#### [STATED PROBLEM]
Reproduce each line from the records that holds "devices".
━━━━━━━━━━
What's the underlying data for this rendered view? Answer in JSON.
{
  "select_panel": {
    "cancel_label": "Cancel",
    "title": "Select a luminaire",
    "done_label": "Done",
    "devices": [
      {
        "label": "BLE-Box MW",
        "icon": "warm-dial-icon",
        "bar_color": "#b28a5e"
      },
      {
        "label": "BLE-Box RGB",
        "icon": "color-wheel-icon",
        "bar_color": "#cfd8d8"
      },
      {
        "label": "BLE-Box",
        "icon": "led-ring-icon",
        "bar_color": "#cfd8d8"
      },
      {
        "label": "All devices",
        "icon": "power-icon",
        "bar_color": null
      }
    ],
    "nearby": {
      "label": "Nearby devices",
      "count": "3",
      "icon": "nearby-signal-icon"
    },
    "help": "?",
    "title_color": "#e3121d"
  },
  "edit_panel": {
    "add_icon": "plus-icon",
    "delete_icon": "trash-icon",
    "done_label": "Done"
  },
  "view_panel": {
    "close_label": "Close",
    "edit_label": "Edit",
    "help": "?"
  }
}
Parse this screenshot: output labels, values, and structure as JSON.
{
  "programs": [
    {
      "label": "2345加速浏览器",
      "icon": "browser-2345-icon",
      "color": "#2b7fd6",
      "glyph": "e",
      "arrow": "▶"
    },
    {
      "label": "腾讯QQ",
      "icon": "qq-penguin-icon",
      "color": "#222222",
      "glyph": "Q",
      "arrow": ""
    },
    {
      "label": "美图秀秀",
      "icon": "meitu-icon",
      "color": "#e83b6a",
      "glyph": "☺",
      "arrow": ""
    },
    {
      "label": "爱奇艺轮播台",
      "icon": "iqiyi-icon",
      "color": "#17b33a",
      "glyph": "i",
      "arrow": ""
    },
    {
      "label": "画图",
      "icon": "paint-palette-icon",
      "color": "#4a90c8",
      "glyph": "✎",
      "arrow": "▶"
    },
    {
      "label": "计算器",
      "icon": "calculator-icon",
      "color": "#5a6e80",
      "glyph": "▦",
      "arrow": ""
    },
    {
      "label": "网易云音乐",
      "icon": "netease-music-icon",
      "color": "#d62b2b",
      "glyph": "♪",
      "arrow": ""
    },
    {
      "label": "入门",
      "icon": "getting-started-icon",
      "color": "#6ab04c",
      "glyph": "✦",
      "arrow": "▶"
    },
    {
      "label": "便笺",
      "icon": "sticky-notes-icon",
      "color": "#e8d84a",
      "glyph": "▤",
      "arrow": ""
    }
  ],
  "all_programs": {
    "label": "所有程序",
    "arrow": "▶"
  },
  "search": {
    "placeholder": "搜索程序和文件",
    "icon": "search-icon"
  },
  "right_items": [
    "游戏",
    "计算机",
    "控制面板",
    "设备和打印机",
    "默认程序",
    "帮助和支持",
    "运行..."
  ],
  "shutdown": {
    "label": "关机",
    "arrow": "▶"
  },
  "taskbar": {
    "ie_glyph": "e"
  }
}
━━━━━━━━━━
#### [REPLY TO THE EXERCISE]
    "devices": [
        "label": "All devices",
      "label": "Nearby devices",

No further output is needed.